Bipartisan Push Reveals Six Named Men
Working alongside Democratic Representative Ro Khanna, Massie reviewed unredacted files in a secure DOJ reading room on February 9-10, 2026, identifying six men “likely incriminated” in the documents. Besides Wexner and DP World CEO Sultan Ahmed bin Sulayem—whose email was linked to a “torture video”—four others remain unnamed, including one described as “pretty high up” in a foreign government. The lawmakers leveraged their constitutional Speech or Debate Clause protections, threatening to disclose all names on the House floor if the DOJ continued stonewalling. Khanna subsequently read Wexner’s and bin Sulayem’s names into the Congressional Record, noting that if they found six problematic redactions in just two hours, the full three million pages likely contain far more.
DOJ Defends Quick Correction Amid Transparency Failures
Attorney General Pam Bondi pushed back against Massie’s accusations, asserting the Wexner name redaction was corrected within 40 minutes and characterizing it as an operational error rather than a deliberate cover-up. Bondi accused Massie of implying malicious intent from career DOJ attorneys who were simply overwhelmed by the massive document release. However, this defense rings hollow given the DOJ’s continued withholding of FBI materials and grand jury documents despite the Epstein Files Transparency Act requiring limited redactions only for victim protection or national security. The fact that such a critical name—a billionaire former Victoria’s Secret owner appearing thousands of times as an alleged co-conspirator—was even temporarily hidden underscores the government’s historical pattern of protecting the wealthy and connected.

> [What you will do] Pick up the article on the Epstein files dispute after its final sentence and continue it.

> [Available data]
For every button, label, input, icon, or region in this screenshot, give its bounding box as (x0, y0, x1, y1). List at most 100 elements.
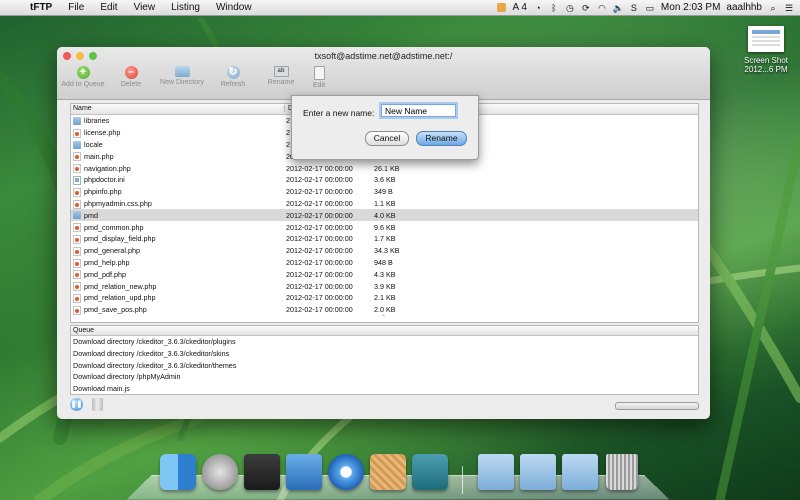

> [Final result]
Transparency Act Tests Trump Administration Commitment
The controversy places President Trump’s DOJ in an uncomfortable position, caught between campaign promises of draining the swamp and bureaucratic resistance to full disclosure. Massie emphasized this cover-up transcends party lines, spanning the Bush, Obama, Biden, and now Trump administrations. The Epstein Files Transparency Act, which Massie and Khanna sponsored and which passed in November 2025, was designed specifically to prevent the kind of selective redactions that have historically shielded powerful men. Yet the DOJ continues limiting congressional access to a secure reading room with no devices allowed, releasing files through a portal with persistent redactions and missing documents. For conservatives who elected Trump to expose government corruption and elite immunity, this ongoing obstruction represents a betrayal of core campaign promises and demands immediate accountability.
The standoff highlights fundamental questions about government transparency and equal justice under law. While Wexner’s legal counsel claims he was a cooperative source rather than a target, his designation as a co-conspirator in FBI documents warrants full public scrutiny. Epstein survivors deserve complete transparency about who participated in or enabled decades of abuse, and the American people have a right to know which powerful figures their government has protected. Massie’s tenacity in pursuing these files—despite pushback from his own party’s administration—demonstrates the kind of principled oversight conservatives demand from elected representatives committed to the Constitution over political convenience.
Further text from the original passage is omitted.